Problem description: In full and without alteration, give the listing again.

□ □ □

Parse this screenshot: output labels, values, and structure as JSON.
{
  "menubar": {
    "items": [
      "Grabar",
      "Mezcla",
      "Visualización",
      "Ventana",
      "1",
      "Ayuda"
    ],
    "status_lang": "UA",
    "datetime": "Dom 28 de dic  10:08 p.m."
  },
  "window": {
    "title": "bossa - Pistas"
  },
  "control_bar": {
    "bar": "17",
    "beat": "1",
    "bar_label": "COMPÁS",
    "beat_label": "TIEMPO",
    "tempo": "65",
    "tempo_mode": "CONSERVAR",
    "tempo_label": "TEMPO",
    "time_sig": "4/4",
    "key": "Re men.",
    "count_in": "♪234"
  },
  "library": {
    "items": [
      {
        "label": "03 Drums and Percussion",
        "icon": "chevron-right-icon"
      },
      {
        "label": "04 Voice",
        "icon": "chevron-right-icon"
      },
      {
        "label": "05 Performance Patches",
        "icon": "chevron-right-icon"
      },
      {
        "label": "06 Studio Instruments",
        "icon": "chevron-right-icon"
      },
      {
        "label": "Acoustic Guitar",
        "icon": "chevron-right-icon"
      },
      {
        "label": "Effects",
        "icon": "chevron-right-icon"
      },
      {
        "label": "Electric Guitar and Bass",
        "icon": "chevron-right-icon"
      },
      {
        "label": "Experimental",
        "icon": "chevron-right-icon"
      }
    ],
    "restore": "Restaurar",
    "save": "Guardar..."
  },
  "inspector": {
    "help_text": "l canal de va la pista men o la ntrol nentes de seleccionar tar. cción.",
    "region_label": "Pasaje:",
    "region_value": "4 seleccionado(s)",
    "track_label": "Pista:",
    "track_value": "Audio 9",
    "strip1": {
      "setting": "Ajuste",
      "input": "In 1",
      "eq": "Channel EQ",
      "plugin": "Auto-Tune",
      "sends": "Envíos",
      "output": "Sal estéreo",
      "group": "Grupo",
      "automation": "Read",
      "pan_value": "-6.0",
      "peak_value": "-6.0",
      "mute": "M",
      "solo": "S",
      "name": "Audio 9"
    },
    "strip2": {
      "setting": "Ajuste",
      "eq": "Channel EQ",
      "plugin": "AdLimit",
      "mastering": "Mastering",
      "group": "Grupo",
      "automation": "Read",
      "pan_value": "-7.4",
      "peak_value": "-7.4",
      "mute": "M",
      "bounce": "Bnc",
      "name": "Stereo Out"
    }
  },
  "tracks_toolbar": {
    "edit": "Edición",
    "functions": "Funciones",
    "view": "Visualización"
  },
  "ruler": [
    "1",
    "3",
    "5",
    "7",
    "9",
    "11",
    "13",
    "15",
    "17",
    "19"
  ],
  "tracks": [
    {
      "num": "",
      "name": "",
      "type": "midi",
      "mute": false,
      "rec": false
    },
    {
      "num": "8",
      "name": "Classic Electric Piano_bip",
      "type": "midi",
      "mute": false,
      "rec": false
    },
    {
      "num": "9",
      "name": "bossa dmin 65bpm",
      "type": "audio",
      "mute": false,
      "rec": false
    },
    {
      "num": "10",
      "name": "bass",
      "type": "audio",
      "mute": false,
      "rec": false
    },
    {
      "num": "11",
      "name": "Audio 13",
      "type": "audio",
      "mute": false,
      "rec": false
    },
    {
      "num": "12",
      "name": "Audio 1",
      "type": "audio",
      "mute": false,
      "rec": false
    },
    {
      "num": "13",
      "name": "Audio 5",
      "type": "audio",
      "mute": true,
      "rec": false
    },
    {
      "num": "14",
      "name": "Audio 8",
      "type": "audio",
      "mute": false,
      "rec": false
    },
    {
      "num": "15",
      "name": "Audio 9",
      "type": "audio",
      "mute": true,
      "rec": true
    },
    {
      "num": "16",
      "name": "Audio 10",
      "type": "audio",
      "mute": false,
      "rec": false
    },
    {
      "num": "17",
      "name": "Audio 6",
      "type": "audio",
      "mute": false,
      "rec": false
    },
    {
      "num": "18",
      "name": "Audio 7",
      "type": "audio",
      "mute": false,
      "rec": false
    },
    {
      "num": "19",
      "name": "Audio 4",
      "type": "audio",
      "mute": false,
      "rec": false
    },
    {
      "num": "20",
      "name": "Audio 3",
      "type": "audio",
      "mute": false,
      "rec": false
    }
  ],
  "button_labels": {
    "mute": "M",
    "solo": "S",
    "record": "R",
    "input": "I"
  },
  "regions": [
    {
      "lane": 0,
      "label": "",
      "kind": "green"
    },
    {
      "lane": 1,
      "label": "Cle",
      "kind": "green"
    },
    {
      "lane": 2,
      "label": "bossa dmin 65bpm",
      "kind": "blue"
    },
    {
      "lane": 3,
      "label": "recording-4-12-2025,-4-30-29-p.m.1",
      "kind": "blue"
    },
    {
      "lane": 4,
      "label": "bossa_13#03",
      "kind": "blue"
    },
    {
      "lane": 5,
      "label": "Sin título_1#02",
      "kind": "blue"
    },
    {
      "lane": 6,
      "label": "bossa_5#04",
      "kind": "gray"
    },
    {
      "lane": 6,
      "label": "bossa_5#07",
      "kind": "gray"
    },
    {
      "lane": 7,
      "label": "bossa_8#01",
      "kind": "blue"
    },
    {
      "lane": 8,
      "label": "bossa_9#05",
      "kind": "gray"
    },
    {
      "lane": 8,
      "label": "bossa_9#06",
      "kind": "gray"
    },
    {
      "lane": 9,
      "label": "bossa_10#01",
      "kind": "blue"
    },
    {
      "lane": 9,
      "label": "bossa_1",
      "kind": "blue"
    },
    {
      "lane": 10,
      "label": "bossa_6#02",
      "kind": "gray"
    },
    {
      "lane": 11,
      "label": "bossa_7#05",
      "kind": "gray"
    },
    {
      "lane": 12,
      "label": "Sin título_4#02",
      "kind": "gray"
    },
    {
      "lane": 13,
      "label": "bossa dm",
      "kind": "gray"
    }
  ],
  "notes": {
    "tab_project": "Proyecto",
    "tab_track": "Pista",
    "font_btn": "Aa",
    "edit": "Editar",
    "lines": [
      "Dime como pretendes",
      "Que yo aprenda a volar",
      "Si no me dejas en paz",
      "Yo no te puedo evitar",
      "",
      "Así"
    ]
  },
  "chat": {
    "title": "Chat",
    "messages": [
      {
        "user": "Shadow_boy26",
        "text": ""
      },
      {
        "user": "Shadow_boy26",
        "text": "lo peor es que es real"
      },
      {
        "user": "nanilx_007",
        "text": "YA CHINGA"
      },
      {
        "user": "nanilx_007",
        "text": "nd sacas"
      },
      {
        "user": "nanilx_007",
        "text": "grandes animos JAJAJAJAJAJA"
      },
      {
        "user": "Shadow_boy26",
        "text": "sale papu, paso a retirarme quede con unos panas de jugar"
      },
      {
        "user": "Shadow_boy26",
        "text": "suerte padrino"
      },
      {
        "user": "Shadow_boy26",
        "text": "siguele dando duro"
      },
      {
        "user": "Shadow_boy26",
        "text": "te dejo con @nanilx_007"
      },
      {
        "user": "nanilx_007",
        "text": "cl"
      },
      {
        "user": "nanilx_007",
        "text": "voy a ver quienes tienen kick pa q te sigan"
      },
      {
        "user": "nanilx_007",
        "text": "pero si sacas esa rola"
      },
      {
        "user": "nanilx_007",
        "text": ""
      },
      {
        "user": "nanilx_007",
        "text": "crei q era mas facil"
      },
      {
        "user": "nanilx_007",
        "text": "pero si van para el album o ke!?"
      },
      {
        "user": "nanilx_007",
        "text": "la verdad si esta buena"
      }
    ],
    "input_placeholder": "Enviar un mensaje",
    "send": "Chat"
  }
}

□ □ □

Right answer:
Parse this screenshot: output labels, values, and structure as JSON.
{
  "menubar": {
    "items": [
      "Grabar",
      "Mezcla",
      "Visualización",
      "Ventana",
      "1",
      "Ayuda"
    ],
    "status_lang": "UA",
    "datetime": "Dom 28 de dic  10:08 p.m."
  },
  "window": {
    "title": "bossa - Pistas"
  },
  "control_bar": {
    "bar": "17",
    "beat": "1",
    "bar_label": "COMPÁS",
    "beat_label": "TIEMPO",
    "tempo": "65",
    "tempo_mode": "CONSERVAR",
    "tempo_label": "TEMPO",
    "time_sig": "4/4",
    "key": "Re men.",
    "count_in": "♪234"
  },
  "library": {
    "items": [
      {
        "label": "03 Drums and Percussion",
        "icon": "chevron-right-icon"
      },
      {
        "label": "04 Voice",
        "icon": "chevron-right-icon"
      },
      {
        "label": "05 Performance Patches",
        "icon": "chevron-right-icon"
      },
      {
        "label": "06 Studio Instruments",
        "icon": "chevron-right-icon"
      },
      {
        "label": "Acoustic Guitar",
        "icon": "chevron-right-icon"
      },
      {
        "label": "Effects",
        "icon": "chevron-right-icon"
      },
      {
        "label": "Electric Guitar and Bass",
        "icon": "chevron-right-icon"
      },
      {
        "label": "Experimental",
        "icon": "chevron-right-icon"
      }
    ],
    "restore": "Restaurar",
    "save": "Guardar..."
  },
  "inspector": {
    "help_text": "l canal de va la pista men o la ntrol nentes de seleccionar tar. cción.",
    "region_label": "Pasaje:",
    "region_value": "4 seleccionado(s)",
    "track_label": "Pista:",
    "track_value": "Audio 9",
    "strip1": {
      "setting": "Ajuste",
      "input": "In 1",
      "eq": "Channel EQ",
      "plugin": "Auto-Tune",
      "sends": "Envíos",
      "output": "Sal estéreo",
      "group": "Grupo",
      "automation": "Read",
      "pan_value": "-6.0",
      "peak_value": "-6.0",
      "mute": "M",
      "solo": "S",
      "name": "Audio 9"
    },
    "strip2": {
      "setting": "Ajuste",
      "eq": "Channel EQ",
      "plugin": "AdLimit",
      "mastering": "Mastering",
      "group": "Grupo",
      "automation": "Read",
      "pan_value": "-7.4",
      "peak_value": "-7.4",
      "mute": "M",
      "bounce": "Bnc",
      "name": "Stereo Out"
    }
  },
  "tracks_toolbar": {
    "edit": "Edición",
    "functions": "Funciones",
    "view": "Visualización"
  },
  "ruler": [
    "1",
    "3",
    "5",
    "7",
    "9",
    "11",
    "13",
    "15",
    "17",
    "19"
  ],
  "tracks": [
    {
      "num": "",
      "name": "",
      "type": "midi",
      "mute": false,
      "rec": false
    },
    {
      "num": "8",
      "name": "Classic Electric Piano_bip",
      "type": "midi",
      "mute": false,
      "rec": false
    },
    {
      "num": "9",
      "name": "bossa dmin 65bpm",
      "type": "audio",
      "mute": false,
      "rec": false
    },
    {
      "num": "10",
      "name": "bass",
      "type": "audio",
      "mute": false,
      "rec": false
    },
    {
      "num": "11",
      "name": "Audio 13",
      "type": "audio",
      "mute": false,
      "rec": false
    },
    {
      "num": "12",
      "name": "Audio 1",
      "type": "audio",
      "mute": false,
      "rec": false
    },
    {
      "num": "13",
      "name": "Audio 5",
      "type": "audio",
      "mute": true,
      "rec": false
    },
    {
      "num": "14",
      "name": "Audio 8",
      "type": "audio",
      "mute": false,
      "rec": false
    },
    {
      "num": "15",
      "name": "Audio 9",
      "type": "audio",
      "mute": true,
      "rec": true
    },
    {
      "num": "16",
      "name": "Audio 10",
      "type": "audio",
      "mute": false,
      "rec": false
    },
    {
      "num": "17",
      "name": "Audio 6",
      "type": "audio",
      "mute": false,
      "rec": false
    },
    {
      "num": "18",
      "name": "Audio 7",
      "type": "audio",
      "mute": false,
      "rec": false
    },
    {
      "num": "19",
      "name": "Audio 4",
      "type": "audio",
      "mute": false,
      "rec": false
    },
    {
      "num": "20",
      "name": "Audio 3",
      "type": "audio",
      "mute": false,
      "rec": false
    }
  ],
  "button_labels": {
    "mute": "M",
    "solo": "S",
    "record": "R",
    "input": "I"
  },
  "regions": [
    {
      "lane": 0,
      "label": "",
      "kind": "green"
    },
    {
      "lane": 1,
      "label": "Cle",
      "kind": "green"
    },
    {
      "lane": 2,
      "label": "bossa dmin 65bpm",
      "kind": "blue"
    },
    {
      "lane": 3,
      "label": "recording-4-12-2025,-4-30-29-p.m.1",
      "kind": "blue"
    },
    {
      "lane": 4,
      "label": "bossa_13#03",
      "kind": "blue"
    },
    {
      "lane": 5,
      "label": "Sin título_1#02",
      "kind": "blue"
    },
    {
      "lane": 6,
      "label": "bossa_5#04",
      "kind": "gray"
    },
    {
      "lane": 6,
      "label": "bossa_5#07",
      "kind": "gray"
    },
    {
      "lane": 7,
      "label": "bossa_8#01",
      "kind": "blue"
    },
    {
      "lane": 8,
      "label": "bossa_9#05",
      "kind": "gray"
    },
    {
      "lane": 8,
      "label": "bossa_9#06",
      "kind": "gray"
    },
    {
      "lane": 9,
      "label": "bossa_10#01",
      "kind": "blue"
    },
    {
      "lane": 9,
      "label": "bossa_1",
      "kind": "blue"
    },
    {
      "lane": 10,
      "label": "bossa_6#02",
      "kind": "gray"
    },
    {
      "lane": 11,
      "label": "bossa_7#05",
      "kind": "gray"
    },
    {
      "lane": 12,
      "label": "Sin título_4#02",
      "kind": "gray"
    },
    {
      "lane": 13,
      "label": "bossa dm",
      "kind": "gray"
    }
  ],
  "notes": {
    "tab_project": "Proyecto",
    "tab_track": "Pista",
    "font_btn": "Aa",
    "edit": "Editar",
    "lines": [
      "Dime como pretendes",
      "Que yo aprenda a volar",
      "Si no me dejas en paz",
      "Yo no te puedo evitar",
      "",
      "Así"
    ]
  },
  "chat": {
    "title": "Chat",
    "messages": [
      {
        "user": "Shadow_boy26",
        "text": ""
      },
      {
        "user": "Shadow_boy26",
        "text": "lo peor es que es real"
      },
      {
        "user": "nanilx_007",
        "text": "YA CHINGA"
      },
      {
        "user": "nanilx_007",
        "text": "nd sacas"
      },
      {
        "user": "nanilx_007",
        "text": "grandes animos JAJAJAJAJAJA"
      },
      {
        "user": "Shadow_boy26",
        "text": "sale papu, paso a retirarme quede con unos panas de jugar"
      },
      {
        "user": "Shadow_boy26",
        "text": "suerte padrino"
      },
      {
        "user": "Shadow_boy26",
        "text": "siguele dando duro"
      },
      {
        "user": "Shadow_boy26",
        "text": "te dejo con @nanilx_007"
      },
      {
        "user": "nanilx_007",
        "text": "cl"
      },
      {
        "user": "nanilx_007",
        "text": "voy a ver quienes tienen kick pa q te sigan"
      },
      {
        "user": "nanilx_007",
        "text": "pero si sacas esa rola"
      },
      {
        "user": "nanilx_007",
        "text": ""
      },
      {
        "user": "nanilx_007",
        "text": "crei q era mas facil"
      },
      {
        "user": "nanilx_007",
        "text": "pero si van para el album o ke!?"
      },
      {
        "user": "nanilx_007",
        "text": "la verdad si esta buena"
      }
    ],
    "input_placeholder": "Enviar un mensaje",
    "send": "Chat"
  }
}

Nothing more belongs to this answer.